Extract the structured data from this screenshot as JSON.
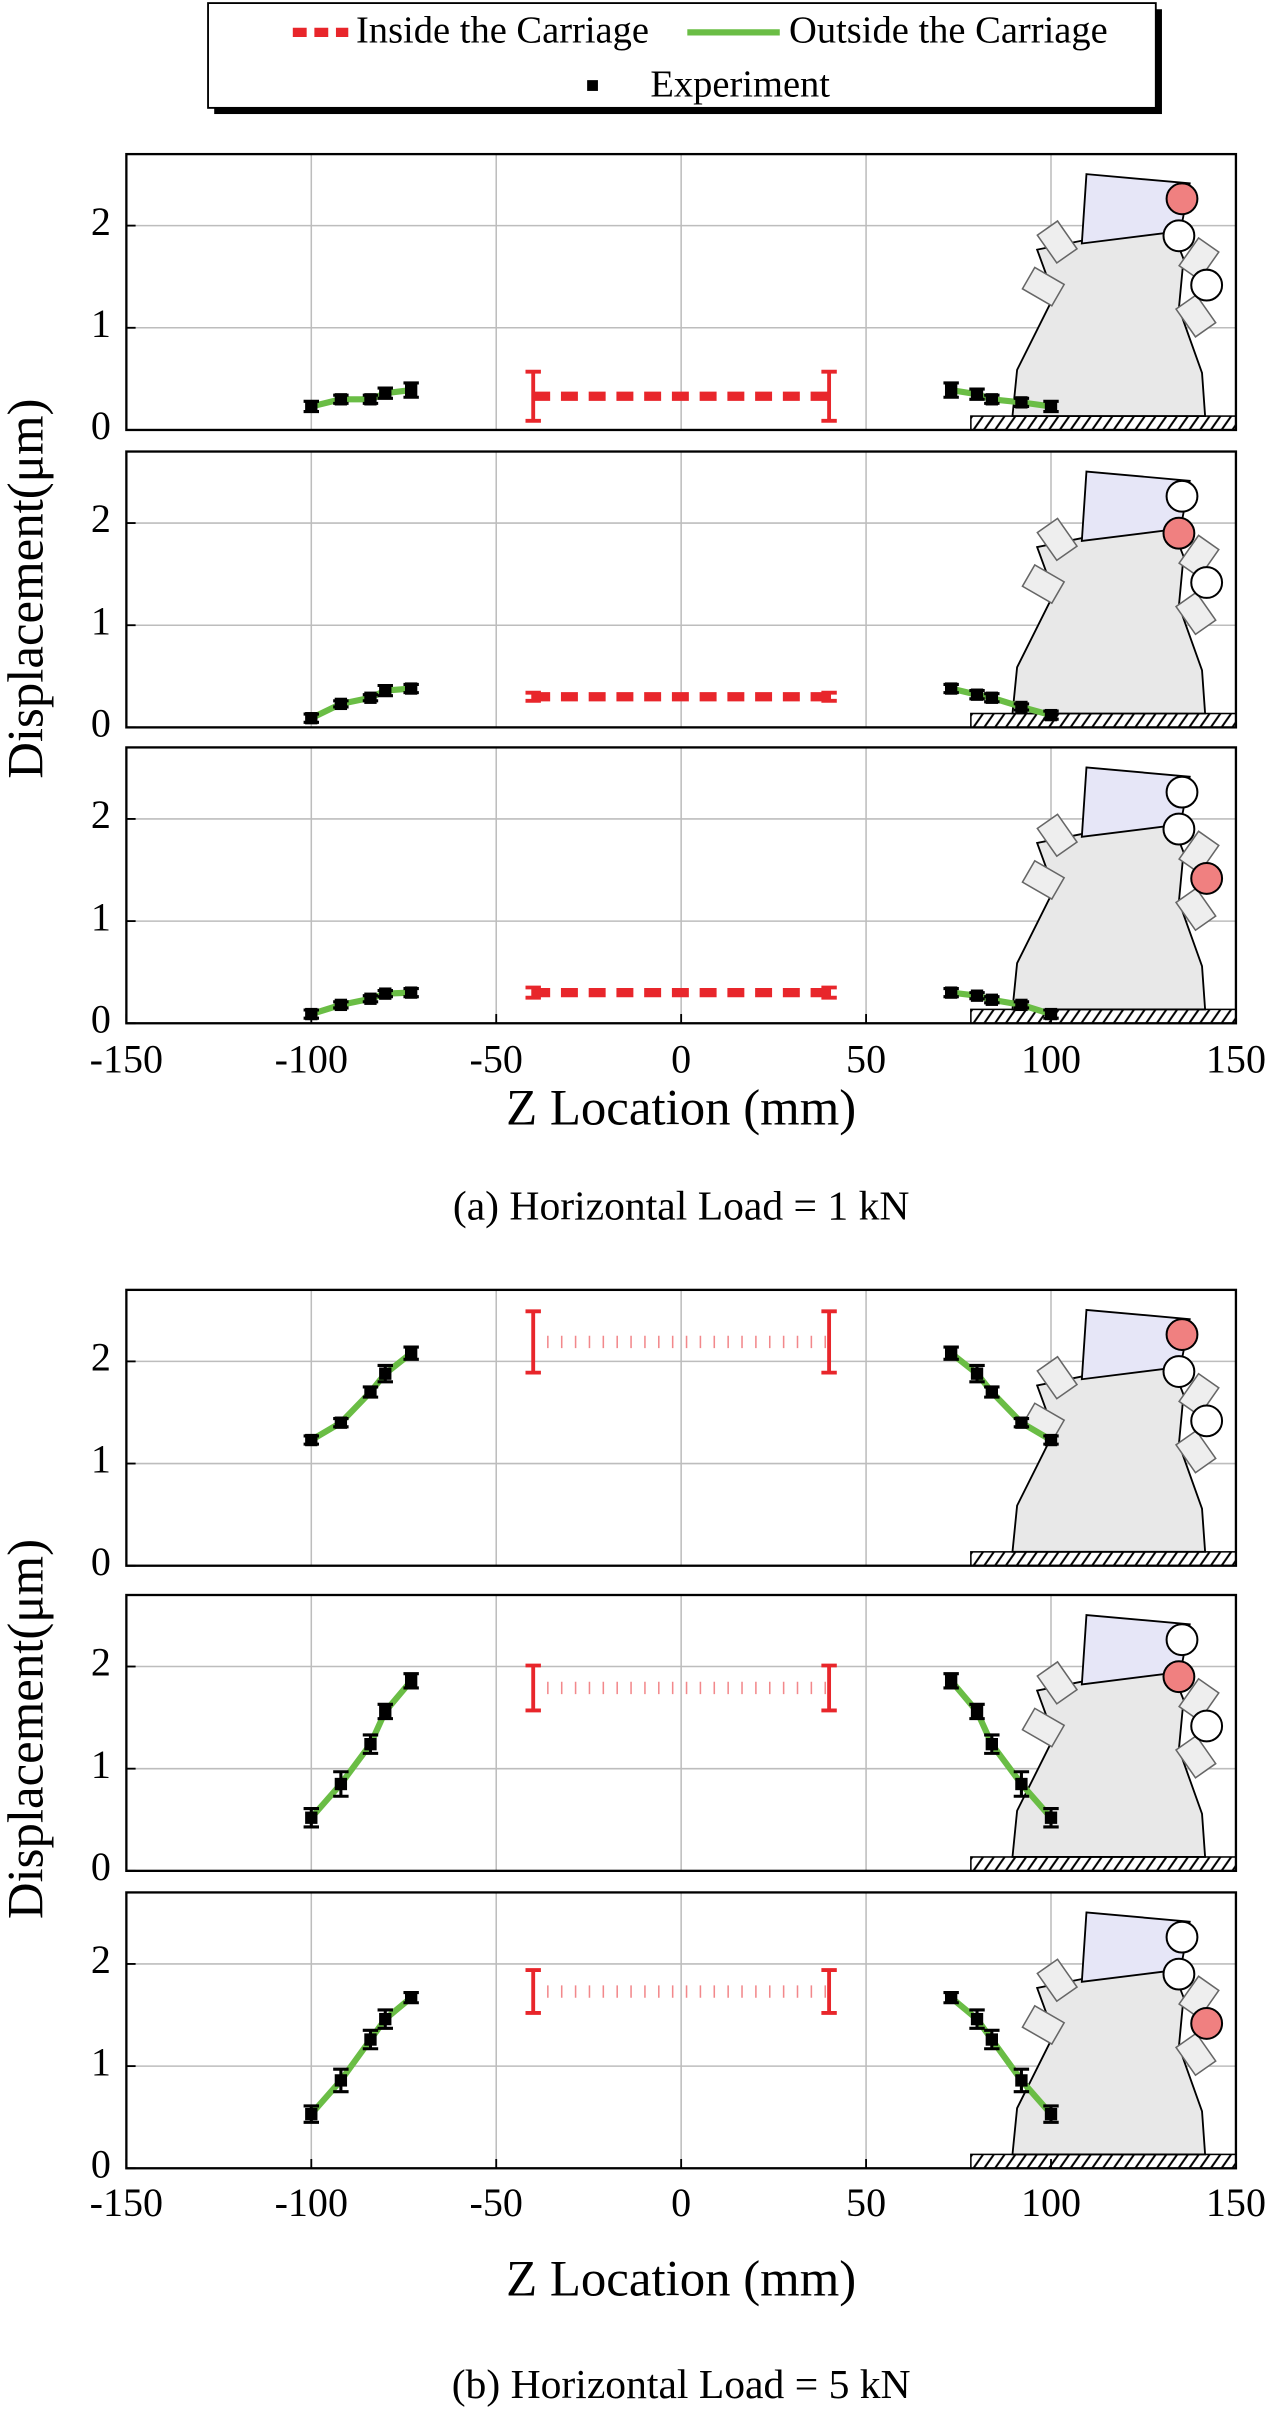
{
  "chart_data": [
    {
      "type": "line",
      "caption": "(a) Horizontal Load = 1 kN",
      "x_label": "Z Location (mm)",
      "y_label": "Displacement(μm)",
      "xlim": [
        -150,
        150
      ],
      "xticks": [
        -150,
        -100,
        -50,
        0,
        50,
        100,
        150
      ],
      "ylim": [
        0,
        2.7
      ],
      "yticks": [
        0,
        1,
        2
      ],
      "grid": true,
      "series": [
        {
          "name": "Inside the Carriage",
          "color": "#e8262b",
          "style": "dashed"
        },
        {
          "name": "Outside the Carriage",
          "color": "#6abd45",
          "style": "solid"
        },
        {
          "name": "Experiment",
          "color": "#000000",
          "style": "marker"
        }
      ],
      "panels": [
        {
          "series": [
            {
              "x": [
                -40,
                40
              ],
              "values": [
                0.33,
                0.33
              ],
              "errors": [
                0.24,
                0.24
              ]
            },
            {
              "x": [
                -100,
                -92,
                -84,
                -80,
                -73,
                null,
                73,
                80,
                84,
                92,
                100
              ],
              "values": [
                0.23,
                0.3,
                0.3,
                0.36,
                0.39,
                null,
                0.39,
                0.35,
                0.3,
                0.27,
                0.23
              ]
            },
            {
              "x": [
                -100,
                -92,
                -84,
                -80,
                -73,
                73,
                80,
                84,
                92,
                100
              ],
              "values": [
                0.23,
                0.3,
                0.3,
                0.36,
                0.39,
                0.39,
                0.35,
                0.3,
                0.27,
                0.23
              ],
              "errors": [
                0.05,
                0.04,
                0.04,
                0.05,
                0.07,
                0.07,
                0.05,
                0.04,
                0.04,
                0.05
              ]
            }
          ]
        },
        {
          "series": [
            {
              "x": [
                -40,
                40
              ],
              "values": [
                0.3,
                0.3
              ],
              "errors": [
                0.04,
                0.04
              ]
            },
            {
              "x": [
                -100,
                -92,
                -84,
                -80,
                -73,
                null,
                73,
                80,
                84,
                92,
                100
              ],
              "values": [
                0.09,
                0.23,
                0.29,
                0.36,
                0.38,
                null,
                0.38,
                0.32,
                0.29,
                0.2,
                0.12
              ]
            },
            {
              "x": [
                -100,
                -92,
                -84,
                -80,
                -73,
                73,
                80,
                84,
                92,
                100
              ],
              "values": [
                0.09,
                0.23,
                0.29,
                0.36,
                0.38,
                0.38,
                0.32,
                0.29,
                0.2,
                0.12
              ],
              "errors": [
                0.04,
                0.03,
                0.03,
                0.05,
                0.04,
                0.04,
                0.04,
                0.04,
                0.03,
                0.04
              ]
            }
          ]
        },
        {
          "series": [
            {
              "x": [
                -40,
                40
              ],
              "values": [
                0.3,
                0.3
              ],
              "errors": [
                0.05,
                0.05
              ]
            },
            {
              "x": [
                -100,
                -92,
                -84,
                -80,
                -73,
                null,
                73,
                80,
                84,
                92,
                100
              ],
              "values": [
                0.09,
                0.18,
                0.24,
                0.29,
                0.3,
                null,
                0.3,
                0.27,
                0.23,
                0.18,
                0.09
              ]
            },
            {
              "x": [
                -100,
                -92,
                -84,
                -80,
                -73,
                73,
                80,
                84,
                92,
                100
              ],
              "values": [
                0.09,
                0.18,
                0.24,
                0.29,
                0.3,
                0.3,
                0.27,
                0.23,
                0.18,
                0.09
              ],
              "errors": [
                0.04,
                0.03,
                0.03,
                0.03,
                0.04,
                0.04,
                0.03,
                0.03,
                0.03,
                0.04
              ]
            }
          ]
        }
      ]
    },
    {
      "type": "line",
      "caption": "(b) Horizontal Load = 5 kN",
      "x_label": "Z Location (mm)",
      "y_label": "Displacement(μm)",
      "xlim": [
        -150,
        150
      ],
      "xticks": [
        -150,
        -100,
        -50,
        0,
        50,
        100,
        150
      ],
      "ylim": [
        0,
        2.7
      ],
      "yticks": [
        0,
        1,
        2
      ],
      "grid": true,
      "series": [
        {
          "color": "#e8262b",
          "style": "dotted"
        },
        {
          "color": "#6abd45",
          "style": "solid"
        },
        {
          "color": "#000000",
          "style": "marker"
        }
      ],
      "panels": [
        {
          "series": [
            {
              "x": [
                -40,
                40
              ],
              "values": [
                2.19,
                2.19
              ],
              "errors": [
                0.3,
                0.3
              ]
            },
            {
              "x": [
                -100,
                -92,
                -84,
                -80,
                -73,
                null,
                73,
                80,
                84,
                92,
                100
              ],
              "values": [
                1.23,
                1.4,
                1.7,
                1.88,
                2.08,
                null,
                2.08,
                1.88,
                1.7,
                1.4,
                1.23
              ]
            },
            {
              "x": [
                -100,
                -92,
                -84,
                -80,
                -73,
                73,
                80,
                84,
                92,
                100
              ],
              "values": [
                1.23,
                1.4,
                1.7,
                1.88,
                2.08,
                2.08,
                1.88,
                1.7,
                1.4,
                1.23
              ],
              "errors": [
                0.04,
                0.04,
                0.05,
                0.08,
                0.06,
                0.06,
                0.08,
                0.05,
                0.04,
                0.04
              ]
            }
          ]
        },
        {
          "series": [
            {
              "x": [
                -40,
                40
              ],
              "values": [
                1.79,
                1.79
              ],
              "errors": [
                0.22,
                0.22
              ]
            },
            {
              "x": [
                -100,
                -92,
                -84,
                -80,
                -73,
                null,
                73,
                80,
                84,
                92,
                100
              ],
              "values": [
                0.52,
                0.85,
                1.24,
                1.56,
                1.86,
                null,
                1.86,
                1.56,
                1.24,
                0.85,
                0.52
              ]
            },
            {
              "x": [
                -100,
                -92,
                -84,
                -80,
                -73,
                73,
                80,
                84,
                92,
                100
              ],
              "values": [
                0.52,
                0.85,
                1.24,
                1.56,
                1.86,
                1.86,
                1.56,
                1.24,
                0.85,
                0.52
              ],
              "errors": [
                0.09,
                0.12,
                0.09,
                0.07,
                0.07,
                0.07,
                0.07,
                0.09,
                0.12,
                0.09
              ]
            }
          ]
        },
        {
          "series": [
            {
              "x": [
                -40,
                40
              ],
              "values": [
                1.73,
                1.73
              ],
              "errors": [
                0.21,
                0.21
              ]
            },
            {
              "x": [
                -100,
                -92,
                -84,
                -80,
                -73,
                null,
                73,
                80,
                84,
                92,
                100
              ],
              "values": [
                0.53,
                0.86,
                1.26,
                1.46,
                1.67,
                null,
                1.67,
                1.46,
                1.26,
                0.86,
                0.53
              ]
            },
            {
              "x": [
                -100,
                -92,
                -84,
                -80,
                -73,
                73,
                80,
                84,
                92,
                100
              ],
              "values": [
                0.53,
                0.86,
                1.26,
                1.46,
                1.67,
                1.67,
                1.46,
                1.26,
                0.86,
                0.53
              ],
              "errors": [
                0.08,
                0.11,
                0.09,
                0.09,
                0.05,
                0.05,
                0.09,
                0.09,
                0.11,
                0.08
              ]
            }
          ]
        }
      ]
    }
  ]
}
____
Task to complete:
Identify the lines that hold the word "Carriage". Copy every one of them.

Exercise answer:
          "name": "Inside the Carriage",
          "name": "Outside the Carriage",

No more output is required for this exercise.